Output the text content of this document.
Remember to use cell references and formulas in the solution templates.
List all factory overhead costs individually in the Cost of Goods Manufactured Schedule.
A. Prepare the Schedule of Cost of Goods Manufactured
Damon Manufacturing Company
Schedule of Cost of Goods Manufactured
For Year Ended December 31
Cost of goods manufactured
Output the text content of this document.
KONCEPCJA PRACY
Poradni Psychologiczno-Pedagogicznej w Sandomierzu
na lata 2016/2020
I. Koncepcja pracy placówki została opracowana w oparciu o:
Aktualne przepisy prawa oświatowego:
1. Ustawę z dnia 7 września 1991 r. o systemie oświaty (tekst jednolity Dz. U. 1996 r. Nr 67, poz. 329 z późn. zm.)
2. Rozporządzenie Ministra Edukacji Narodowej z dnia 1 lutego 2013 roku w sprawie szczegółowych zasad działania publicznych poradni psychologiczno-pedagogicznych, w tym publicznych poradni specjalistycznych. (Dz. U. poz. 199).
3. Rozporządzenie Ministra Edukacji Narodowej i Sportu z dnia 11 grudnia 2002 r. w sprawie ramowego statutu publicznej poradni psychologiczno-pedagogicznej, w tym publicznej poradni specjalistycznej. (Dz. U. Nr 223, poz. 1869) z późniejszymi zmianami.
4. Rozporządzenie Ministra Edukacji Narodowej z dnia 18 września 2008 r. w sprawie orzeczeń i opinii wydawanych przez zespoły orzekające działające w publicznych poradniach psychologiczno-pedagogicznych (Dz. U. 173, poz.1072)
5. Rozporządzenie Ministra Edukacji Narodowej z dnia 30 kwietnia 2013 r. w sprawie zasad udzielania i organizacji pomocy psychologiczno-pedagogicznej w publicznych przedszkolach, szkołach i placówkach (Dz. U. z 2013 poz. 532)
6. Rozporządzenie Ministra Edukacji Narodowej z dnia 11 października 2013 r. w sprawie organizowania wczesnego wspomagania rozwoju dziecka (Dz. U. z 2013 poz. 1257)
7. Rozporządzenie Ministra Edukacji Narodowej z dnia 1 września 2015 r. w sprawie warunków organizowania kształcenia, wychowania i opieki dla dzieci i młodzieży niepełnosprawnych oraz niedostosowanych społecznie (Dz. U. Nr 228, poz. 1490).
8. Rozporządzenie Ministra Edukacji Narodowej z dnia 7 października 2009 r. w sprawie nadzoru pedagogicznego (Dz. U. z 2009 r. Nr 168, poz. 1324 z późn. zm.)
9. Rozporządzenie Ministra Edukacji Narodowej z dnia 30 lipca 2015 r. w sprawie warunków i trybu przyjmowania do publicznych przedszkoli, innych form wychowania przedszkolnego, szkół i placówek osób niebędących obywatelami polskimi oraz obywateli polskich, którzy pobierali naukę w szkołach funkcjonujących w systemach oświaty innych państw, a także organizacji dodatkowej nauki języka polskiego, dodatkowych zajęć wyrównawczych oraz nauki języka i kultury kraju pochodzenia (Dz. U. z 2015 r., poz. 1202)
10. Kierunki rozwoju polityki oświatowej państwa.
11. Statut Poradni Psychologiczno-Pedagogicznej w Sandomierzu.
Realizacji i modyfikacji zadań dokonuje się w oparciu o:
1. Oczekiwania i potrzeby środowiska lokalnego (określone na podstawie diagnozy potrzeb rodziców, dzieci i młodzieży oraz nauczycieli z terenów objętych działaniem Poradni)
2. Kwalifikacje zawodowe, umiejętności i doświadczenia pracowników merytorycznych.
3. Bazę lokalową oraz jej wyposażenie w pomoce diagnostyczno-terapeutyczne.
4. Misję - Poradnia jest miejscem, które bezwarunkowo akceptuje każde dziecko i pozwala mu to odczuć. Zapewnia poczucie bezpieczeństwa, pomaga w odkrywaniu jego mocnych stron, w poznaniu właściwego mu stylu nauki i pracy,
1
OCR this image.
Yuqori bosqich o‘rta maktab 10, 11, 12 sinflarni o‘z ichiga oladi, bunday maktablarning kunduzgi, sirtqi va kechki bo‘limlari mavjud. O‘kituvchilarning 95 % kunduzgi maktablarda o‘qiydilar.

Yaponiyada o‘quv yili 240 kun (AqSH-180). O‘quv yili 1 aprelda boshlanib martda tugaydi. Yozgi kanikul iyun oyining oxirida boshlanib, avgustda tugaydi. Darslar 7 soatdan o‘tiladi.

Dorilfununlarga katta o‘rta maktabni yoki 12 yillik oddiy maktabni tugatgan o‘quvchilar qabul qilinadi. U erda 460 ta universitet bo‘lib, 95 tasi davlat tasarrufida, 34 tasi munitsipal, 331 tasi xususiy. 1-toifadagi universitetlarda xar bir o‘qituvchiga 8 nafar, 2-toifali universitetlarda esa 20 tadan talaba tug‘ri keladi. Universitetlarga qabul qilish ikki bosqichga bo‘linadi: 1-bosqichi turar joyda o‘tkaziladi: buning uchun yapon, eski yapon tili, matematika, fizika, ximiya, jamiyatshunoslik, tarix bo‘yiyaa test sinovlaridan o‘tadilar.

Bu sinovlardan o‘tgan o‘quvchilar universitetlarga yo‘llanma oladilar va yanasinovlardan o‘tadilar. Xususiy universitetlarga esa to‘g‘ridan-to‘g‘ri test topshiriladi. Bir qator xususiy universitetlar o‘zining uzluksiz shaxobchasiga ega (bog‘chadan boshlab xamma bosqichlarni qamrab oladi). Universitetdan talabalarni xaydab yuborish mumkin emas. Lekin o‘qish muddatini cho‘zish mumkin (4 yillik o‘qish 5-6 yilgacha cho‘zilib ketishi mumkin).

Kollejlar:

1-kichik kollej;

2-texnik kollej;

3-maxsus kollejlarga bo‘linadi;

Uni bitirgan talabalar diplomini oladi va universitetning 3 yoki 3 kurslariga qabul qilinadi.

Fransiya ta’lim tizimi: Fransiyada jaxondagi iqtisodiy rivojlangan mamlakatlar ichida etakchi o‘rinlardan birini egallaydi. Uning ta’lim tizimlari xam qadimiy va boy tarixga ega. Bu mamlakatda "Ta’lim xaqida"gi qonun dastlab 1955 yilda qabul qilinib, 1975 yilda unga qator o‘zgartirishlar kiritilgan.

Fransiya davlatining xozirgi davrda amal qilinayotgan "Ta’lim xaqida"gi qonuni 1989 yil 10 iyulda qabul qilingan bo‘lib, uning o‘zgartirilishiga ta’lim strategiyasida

> **Exercise prompt**: Search the data above for the string "quvchilar" and copy each line that has it.

> **Exercise answer**:
Dorilfununlarga katta o‘rta maktabni yoki 12 yillik oddiy maktabni tugatgan o‘quvchilar qabul qilinadi. U erda 460 ta universitet bo‘lib, 95 tasi davlat tasarrufida, 34 tasi munitsipal, 331 tasi xususiy. 1-toifadagi universitetlarda xar bir o‘qituvchiga 8 nafar, 2-toifali universitetlarda esa 20 tadan talaba tug‘ri keladi. Universitetlarga qabul qilish ikki bosqichga bo‘linadi: 1-bosqichi turar joyda o‘tkaziladi: buning uchun yapon, eski yapon tili, matematika, fizika, ximiya, jamiyatshunoslik, tarix bo‘yiyaa test sinovlaridan o‘tadilar.
Bu sinovlardan o‘tgan o‘quvchilar universitetlarga yo‘llanma oladilar va yanasinovlardan o‘tadilar. Xususiy universitetlarga esa to‘g‘ridan-to‘g‘ri test topshiriladi. Bir qator xususiy universitetlar o‘zining uzluksiz shaxobchasiga ega (bog‘chadan boshlab xamma bosqichlarni qamrab oladi). Universitetdan talabalarni xaydab yuborish mumkin emas. Lekin o‘qish muddatini cho‘zish mumkin (4 yillik o‘qish 5-6 yilgacha cho‘zilib ketishi mumkin).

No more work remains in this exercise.